▶ **SET EXERCISE**: From the material below, list every line containing "Give".

Figure content listings:
● ● ●

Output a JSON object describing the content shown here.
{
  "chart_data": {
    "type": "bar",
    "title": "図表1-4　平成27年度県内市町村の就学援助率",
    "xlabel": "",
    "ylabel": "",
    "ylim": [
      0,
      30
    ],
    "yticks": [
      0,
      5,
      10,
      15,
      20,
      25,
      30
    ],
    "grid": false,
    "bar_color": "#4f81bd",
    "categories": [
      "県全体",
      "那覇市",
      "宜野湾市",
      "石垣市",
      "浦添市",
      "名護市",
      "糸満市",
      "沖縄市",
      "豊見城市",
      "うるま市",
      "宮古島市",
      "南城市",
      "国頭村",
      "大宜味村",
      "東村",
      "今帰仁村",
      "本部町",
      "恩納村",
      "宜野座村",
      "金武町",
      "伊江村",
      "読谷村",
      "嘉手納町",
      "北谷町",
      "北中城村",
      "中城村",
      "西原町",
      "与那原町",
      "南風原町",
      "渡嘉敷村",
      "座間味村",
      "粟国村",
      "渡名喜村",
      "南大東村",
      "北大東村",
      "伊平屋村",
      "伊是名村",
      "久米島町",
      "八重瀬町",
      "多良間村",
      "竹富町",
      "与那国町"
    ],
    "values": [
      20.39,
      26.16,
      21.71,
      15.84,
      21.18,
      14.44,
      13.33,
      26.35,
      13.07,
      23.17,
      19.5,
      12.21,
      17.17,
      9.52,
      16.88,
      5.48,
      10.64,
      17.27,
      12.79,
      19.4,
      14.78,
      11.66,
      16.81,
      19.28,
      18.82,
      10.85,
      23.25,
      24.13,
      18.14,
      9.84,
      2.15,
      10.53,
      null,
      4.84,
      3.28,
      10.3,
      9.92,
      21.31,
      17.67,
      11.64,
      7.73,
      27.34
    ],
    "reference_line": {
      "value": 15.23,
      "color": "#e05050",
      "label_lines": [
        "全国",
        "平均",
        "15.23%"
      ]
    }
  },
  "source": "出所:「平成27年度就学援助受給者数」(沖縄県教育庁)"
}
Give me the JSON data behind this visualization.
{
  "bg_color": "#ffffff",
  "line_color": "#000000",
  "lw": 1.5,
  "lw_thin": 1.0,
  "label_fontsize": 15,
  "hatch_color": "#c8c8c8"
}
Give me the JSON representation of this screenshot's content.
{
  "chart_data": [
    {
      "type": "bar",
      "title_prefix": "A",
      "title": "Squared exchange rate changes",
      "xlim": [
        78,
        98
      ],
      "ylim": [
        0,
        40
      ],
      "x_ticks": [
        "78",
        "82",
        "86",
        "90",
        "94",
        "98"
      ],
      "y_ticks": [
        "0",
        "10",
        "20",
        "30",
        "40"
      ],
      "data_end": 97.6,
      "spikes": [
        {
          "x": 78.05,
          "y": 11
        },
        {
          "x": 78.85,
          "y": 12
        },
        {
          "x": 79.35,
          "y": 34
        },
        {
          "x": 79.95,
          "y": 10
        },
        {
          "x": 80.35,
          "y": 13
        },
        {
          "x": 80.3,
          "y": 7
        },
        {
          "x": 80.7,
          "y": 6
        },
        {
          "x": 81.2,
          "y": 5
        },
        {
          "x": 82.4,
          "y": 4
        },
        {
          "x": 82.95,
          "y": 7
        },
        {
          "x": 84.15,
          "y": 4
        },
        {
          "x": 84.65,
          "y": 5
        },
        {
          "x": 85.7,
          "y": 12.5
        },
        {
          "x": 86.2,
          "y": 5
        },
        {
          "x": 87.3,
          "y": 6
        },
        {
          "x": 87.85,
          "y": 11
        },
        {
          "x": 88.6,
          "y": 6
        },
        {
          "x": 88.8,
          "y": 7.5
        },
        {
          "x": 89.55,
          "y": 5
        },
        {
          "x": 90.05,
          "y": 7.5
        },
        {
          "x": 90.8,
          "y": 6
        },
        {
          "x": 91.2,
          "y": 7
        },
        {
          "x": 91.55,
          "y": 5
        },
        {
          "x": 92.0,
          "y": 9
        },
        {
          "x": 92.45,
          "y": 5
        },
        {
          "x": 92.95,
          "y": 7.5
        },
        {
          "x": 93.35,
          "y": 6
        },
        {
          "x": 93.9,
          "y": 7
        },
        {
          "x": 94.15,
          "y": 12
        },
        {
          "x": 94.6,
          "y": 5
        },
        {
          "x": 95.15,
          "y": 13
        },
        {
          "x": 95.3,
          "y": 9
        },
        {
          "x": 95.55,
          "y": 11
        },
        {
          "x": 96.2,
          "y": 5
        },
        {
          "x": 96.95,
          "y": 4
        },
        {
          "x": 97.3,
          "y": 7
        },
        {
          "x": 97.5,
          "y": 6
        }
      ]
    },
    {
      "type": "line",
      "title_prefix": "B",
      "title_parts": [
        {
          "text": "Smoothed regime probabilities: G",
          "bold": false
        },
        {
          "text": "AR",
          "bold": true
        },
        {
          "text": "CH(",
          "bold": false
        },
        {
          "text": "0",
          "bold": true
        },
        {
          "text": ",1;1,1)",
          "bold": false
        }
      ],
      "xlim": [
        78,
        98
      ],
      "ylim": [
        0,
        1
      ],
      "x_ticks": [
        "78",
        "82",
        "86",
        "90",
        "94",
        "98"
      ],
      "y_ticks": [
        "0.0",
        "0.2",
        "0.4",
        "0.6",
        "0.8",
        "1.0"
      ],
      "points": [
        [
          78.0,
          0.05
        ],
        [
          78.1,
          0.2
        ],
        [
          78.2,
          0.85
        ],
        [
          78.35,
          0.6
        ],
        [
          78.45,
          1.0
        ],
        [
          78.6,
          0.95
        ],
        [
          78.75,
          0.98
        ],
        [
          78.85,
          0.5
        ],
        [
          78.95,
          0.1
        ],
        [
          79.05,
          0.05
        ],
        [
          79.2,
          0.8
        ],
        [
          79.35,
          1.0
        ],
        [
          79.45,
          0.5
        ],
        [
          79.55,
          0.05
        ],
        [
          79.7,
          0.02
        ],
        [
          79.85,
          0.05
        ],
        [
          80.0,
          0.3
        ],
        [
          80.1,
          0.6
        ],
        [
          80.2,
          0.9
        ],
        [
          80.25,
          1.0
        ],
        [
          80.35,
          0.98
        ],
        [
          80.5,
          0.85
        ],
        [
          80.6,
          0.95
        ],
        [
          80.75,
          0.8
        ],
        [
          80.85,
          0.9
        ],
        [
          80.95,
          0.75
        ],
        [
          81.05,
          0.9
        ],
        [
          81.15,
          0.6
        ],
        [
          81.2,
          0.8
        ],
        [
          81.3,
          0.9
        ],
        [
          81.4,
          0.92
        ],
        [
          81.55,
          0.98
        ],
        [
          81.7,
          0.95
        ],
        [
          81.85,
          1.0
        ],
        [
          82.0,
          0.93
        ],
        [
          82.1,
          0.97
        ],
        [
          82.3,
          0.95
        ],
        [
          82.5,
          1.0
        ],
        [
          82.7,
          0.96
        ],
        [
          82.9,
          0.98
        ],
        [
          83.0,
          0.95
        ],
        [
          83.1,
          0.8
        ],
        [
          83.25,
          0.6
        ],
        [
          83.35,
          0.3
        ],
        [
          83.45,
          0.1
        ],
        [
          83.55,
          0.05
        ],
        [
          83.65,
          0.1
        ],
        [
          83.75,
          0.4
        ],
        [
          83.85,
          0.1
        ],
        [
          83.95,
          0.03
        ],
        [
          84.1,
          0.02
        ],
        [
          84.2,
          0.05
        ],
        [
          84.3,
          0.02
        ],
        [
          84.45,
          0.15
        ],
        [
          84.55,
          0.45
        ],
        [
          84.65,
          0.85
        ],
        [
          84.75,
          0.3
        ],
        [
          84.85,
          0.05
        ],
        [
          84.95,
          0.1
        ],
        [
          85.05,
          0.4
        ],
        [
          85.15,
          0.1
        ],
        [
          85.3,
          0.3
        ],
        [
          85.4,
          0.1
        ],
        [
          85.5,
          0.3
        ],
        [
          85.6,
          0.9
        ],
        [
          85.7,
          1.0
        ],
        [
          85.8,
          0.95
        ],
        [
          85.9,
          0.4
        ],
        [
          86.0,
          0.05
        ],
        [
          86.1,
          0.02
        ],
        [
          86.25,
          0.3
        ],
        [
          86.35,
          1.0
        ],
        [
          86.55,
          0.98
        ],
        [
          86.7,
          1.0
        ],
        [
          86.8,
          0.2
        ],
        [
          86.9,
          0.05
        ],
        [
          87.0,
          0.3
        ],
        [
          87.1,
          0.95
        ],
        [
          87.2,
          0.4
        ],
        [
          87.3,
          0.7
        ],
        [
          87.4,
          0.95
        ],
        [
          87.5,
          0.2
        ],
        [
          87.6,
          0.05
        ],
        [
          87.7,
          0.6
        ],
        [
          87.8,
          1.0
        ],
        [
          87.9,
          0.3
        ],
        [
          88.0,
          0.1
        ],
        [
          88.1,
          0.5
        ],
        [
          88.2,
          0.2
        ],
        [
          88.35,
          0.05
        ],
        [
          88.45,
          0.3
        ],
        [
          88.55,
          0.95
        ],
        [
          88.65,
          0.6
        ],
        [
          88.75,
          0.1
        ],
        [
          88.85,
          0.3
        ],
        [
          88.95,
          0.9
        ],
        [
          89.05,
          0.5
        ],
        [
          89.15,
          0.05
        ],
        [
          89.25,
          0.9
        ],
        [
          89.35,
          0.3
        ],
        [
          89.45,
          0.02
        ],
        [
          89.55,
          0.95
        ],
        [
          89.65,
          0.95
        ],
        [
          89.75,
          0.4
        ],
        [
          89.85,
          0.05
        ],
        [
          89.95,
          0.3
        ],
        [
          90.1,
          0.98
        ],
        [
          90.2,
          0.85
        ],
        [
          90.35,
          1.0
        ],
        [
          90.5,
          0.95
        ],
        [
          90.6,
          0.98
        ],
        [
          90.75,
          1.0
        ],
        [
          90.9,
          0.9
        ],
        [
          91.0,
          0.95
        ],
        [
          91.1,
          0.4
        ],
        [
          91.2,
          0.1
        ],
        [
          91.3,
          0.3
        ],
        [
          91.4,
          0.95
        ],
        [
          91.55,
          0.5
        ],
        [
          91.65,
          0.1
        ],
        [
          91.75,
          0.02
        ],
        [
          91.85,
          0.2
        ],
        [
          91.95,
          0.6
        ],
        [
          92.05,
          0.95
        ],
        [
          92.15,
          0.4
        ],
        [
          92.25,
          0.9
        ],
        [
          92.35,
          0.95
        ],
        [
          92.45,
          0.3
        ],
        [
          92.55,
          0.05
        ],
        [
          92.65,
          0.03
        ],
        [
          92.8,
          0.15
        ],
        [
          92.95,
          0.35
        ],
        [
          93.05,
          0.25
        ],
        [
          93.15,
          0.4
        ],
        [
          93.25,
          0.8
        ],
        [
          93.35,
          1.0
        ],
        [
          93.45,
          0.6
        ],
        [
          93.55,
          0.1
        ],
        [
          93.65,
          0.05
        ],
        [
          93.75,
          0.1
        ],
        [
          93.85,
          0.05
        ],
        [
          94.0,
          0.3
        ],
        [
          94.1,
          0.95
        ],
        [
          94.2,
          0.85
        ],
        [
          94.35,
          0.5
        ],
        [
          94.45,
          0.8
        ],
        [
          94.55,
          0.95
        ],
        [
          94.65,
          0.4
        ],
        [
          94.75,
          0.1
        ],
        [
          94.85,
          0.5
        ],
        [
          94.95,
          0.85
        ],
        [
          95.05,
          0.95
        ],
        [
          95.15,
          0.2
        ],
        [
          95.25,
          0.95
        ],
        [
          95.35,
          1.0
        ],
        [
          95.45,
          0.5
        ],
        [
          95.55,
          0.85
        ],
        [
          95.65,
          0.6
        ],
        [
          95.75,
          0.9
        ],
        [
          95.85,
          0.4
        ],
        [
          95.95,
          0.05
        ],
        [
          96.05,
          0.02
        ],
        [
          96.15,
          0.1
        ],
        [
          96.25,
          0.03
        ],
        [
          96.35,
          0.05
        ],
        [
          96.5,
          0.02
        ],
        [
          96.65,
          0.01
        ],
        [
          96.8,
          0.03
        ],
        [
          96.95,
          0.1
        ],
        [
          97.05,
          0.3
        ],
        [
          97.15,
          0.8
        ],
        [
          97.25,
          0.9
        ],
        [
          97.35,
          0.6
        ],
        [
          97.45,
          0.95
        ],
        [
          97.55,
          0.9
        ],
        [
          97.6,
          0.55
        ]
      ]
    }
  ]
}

● ● ●

▶ **CORRECT OUTPUT**:
Give me the JSON data behind this visualization.
Give me the JSON representation of this screenshot's content.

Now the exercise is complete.